> SET PROBLEM
Scan each line of the records for the word "Uniqueness" and extract the ones that have it.

> Stored records
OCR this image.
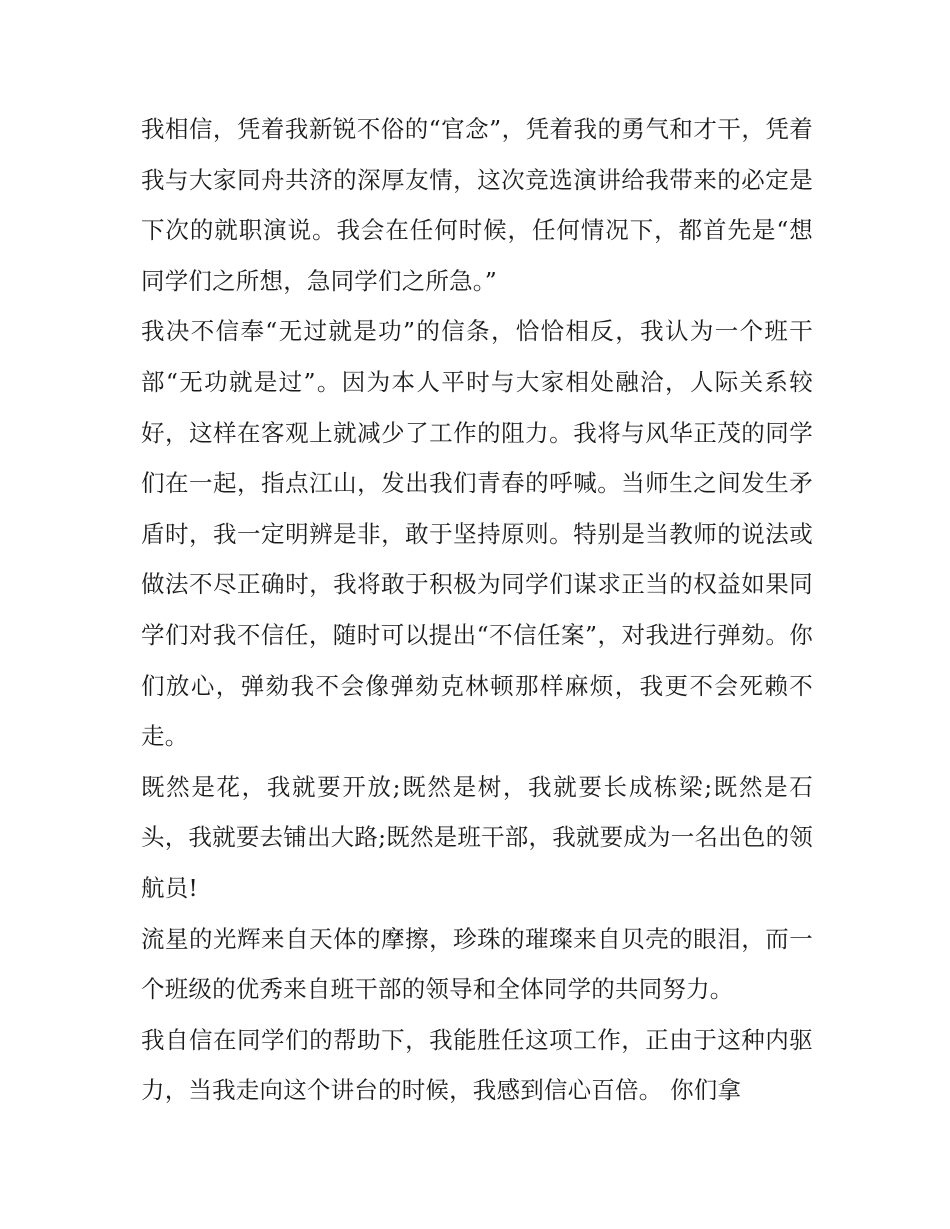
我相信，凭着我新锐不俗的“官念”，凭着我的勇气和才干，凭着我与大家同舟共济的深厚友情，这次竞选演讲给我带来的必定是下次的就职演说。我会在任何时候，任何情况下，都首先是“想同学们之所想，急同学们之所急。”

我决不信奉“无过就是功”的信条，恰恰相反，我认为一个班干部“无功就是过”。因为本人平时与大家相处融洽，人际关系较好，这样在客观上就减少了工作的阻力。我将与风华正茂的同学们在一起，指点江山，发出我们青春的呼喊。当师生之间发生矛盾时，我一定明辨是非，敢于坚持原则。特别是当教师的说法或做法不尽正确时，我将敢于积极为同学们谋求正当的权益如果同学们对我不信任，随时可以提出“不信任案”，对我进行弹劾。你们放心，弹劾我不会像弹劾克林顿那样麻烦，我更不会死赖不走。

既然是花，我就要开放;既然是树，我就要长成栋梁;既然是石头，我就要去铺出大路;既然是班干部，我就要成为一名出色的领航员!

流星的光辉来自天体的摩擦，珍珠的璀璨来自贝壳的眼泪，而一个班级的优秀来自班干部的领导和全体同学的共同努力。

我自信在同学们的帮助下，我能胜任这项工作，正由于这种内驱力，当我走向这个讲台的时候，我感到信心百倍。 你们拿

* * *

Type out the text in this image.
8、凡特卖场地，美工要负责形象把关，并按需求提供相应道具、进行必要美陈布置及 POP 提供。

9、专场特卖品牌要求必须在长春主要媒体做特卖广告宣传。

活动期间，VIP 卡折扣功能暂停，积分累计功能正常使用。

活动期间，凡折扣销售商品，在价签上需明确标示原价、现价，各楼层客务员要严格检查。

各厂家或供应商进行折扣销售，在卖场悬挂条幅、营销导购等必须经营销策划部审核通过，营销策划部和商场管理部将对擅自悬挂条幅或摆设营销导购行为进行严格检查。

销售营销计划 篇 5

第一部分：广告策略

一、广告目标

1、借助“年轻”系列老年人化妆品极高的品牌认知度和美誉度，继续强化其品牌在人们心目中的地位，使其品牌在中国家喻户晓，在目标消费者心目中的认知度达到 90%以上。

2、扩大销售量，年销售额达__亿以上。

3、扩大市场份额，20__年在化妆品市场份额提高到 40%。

...

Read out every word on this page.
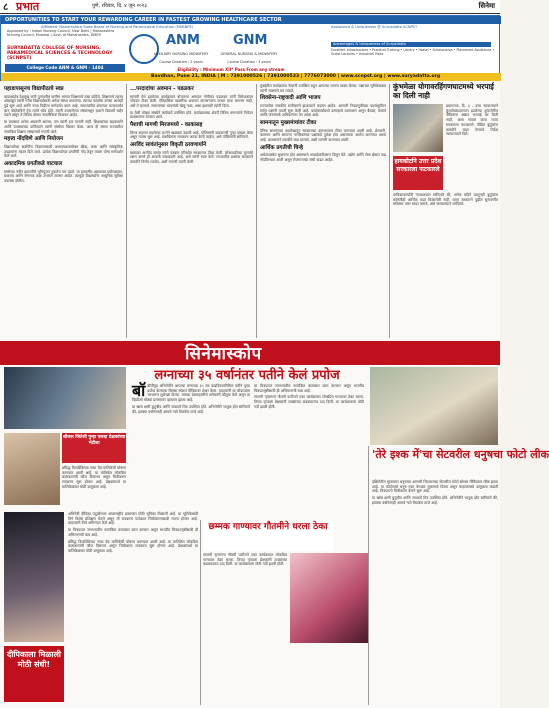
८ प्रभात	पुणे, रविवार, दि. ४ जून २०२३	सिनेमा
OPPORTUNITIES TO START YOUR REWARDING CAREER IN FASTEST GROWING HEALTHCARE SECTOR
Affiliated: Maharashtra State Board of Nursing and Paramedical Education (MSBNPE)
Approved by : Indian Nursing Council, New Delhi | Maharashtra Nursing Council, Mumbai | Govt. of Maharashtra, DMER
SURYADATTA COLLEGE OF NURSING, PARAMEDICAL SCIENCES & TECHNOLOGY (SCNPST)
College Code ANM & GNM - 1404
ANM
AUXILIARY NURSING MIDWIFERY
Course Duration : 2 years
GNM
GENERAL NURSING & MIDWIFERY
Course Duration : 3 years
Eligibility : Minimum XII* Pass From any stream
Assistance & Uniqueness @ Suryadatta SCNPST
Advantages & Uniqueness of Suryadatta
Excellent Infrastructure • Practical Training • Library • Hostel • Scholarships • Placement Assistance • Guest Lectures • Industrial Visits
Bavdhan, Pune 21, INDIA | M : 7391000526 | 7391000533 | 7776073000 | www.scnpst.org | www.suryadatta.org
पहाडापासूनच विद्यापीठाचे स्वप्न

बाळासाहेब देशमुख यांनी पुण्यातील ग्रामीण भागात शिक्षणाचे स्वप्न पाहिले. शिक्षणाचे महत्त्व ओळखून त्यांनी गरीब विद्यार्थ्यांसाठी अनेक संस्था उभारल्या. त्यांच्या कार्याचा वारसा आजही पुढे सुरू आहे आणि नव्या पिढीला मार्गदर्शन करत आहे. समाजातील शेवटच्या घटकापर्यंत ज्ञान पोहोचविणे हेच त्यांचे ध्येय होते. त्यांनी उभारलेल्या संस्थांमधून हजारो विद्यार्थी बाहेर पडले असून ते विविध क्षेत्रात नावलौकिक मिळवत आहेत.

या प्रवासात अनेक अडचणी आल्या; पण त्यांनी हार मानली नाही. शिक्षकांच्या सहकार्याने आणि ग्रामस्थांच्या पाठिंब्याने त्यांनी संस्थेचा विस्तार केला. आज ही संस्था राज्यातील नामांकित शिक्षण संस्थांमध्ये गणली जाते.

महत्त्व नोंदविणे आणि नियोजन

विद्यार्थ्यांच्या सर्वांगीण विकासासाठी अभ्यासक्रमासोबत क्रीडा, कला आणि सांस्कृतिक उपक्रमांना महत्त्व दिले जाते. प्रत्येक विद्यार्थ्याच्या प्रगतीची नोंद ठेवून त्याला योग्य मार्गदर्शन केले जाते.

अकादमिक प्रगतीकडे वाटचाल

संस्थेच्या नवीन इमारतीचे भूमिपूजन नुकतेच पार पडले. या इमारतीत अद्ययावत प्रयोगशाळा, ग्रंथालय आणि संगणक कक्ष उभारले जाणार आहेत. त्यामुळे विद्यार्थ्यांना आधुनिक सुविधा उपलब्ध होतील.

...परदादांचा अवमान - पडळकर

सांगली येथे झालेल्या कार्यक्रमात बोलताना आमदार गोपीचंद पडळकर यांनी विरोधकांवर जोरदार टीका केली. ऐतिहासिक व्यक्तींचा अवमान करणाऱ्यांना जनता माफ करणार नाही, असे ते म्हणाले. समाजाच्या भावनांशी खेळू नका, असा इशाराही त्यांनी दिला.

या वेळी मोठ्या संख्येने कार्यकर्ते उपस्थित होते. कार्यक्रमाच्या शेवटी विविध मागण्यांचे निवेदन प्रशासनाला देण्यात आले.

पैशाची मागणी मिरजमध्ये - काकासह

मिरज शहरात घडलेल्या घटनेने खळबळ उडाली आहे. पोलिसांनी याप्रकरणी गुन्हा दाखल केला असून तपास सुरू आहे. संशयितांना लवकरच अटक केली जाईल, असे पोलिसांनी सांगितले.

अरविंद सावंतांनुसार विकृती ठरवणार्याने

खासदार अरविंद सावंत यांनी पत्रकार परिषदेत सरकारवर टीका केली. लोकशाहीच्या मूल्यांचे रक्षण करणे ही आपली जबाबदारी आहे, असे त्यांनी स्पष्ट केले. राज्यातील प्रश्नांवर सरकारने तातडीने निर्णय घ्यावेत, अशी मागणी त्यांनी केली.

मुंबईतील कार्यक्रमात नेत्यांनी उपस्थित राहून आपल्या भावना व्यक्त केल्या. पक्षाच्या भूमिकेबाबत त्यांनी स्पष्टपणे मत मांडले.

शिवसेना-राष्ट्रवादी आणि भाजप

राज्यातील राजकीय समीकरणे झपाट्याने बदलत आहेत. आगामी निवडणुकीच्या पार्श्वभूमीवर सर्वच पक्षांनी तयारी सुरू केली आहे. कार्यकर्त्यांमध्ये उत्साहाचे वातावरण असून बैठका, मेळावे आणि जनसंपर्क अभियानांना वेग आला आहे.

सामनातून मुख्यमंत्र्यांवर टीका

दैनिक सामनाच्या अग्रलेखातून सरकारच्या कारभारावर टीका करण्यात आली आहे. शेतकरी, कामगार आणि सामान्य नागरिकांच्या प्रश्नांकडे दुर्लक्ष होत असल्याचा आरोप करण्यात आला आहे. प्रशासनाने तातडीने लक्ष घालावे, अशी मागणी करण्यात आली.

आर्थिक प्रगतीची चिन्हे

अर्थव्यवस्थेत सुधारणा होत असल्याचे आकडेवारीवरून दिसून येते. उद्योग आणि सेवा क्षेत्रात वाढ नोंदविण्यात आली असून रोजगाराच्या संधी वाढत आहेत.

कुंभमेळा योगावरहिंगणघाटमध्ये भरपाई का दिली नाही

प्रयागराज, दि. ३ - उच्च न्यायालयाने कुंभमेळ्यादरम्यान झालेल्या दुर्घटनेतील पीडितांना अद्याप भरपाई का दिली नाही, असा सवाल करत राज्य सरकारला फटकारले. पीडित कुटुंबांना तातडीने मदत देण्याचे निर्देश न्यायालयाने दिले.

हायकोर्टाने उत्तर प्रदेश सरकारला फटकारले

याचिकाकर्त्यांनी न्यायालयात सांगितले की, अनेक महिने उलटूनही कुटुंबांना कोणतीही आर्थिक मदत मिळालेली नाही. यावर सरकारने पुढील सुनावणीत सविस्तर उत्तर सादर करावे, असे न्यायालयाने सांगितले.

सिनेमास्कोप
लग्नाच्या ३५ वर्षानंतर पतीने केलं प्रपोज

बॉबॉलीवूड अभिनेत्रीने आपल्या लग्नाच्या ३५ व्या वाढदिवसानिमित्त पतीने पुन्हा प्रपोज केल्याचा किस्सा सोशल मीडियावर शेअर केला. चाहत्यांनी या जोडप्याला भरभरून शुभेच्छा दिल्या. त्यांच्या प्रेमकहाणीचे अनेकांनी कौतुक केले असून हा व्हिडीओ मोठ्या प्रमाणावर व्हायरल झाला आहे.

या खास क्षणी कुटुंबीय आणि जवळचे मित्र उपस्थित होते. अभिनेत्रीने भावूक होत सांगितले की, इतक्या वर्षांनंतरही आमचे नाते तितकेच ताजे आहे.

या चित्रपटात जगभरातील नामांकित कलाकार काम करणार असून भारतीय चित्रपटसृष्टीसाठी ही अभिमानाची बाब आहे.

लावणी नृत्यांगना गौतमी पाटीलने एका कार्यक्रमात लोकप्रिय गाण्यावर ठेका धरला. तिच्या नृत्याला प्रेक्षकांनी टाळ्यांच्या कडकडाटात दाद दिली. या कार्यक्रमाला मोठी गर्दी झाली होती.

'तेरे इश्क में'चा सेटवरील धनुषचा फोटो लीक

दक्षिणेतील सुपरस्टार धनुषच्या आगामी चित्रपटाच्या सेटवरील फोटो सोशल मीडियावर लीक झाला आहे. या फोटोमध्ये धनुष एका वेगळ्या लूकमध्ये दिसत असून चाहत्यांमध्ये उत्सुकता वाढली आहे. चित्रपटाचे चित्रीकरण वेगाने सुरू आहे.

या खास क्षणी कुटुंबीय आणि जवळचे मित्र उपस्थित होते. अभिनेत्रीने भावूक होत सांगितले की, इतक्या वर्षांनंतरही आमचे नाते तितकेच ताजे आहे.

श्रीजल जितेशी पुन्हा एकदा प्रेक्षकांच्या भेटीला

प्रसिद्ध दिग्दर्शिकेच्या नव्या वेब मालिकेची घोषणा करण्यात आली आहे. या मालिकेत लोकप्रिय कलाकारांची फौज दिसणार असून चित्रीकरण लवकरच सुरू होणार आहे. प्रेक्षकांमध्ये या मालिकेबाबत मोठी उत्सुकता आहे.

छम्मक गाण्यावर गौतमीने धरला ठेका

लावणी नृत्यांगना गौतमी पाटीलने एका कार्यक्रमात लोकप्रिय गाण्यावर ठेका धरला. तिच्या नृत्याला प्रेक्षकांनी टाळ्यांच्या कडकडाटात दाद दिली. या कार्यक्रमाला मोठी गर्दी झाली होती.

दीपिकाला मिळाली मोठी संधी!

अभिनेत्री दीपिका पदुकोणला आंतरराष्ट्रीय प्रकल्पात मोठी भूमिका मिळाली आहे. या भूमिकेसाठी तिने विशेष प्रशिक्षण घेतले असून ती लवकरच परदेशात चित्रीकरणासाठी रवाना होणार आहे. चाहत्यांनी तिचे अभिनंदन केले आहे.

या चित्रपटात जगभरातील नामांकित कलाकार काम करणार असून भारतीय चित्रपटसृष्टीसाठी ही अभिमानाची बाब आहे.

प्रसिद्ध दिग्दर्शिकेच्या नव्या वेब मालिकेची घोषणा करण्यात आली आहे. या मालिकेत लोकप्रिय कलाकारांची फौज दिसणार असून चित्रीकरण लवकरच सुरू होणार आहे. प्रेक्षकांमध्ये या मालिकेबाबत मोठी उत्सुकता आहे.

> PROBLEM SOLUTION
Assistance & Uniqueness @ Suryadatta SCNPST
Advantages & Uniqueness of Suryadatta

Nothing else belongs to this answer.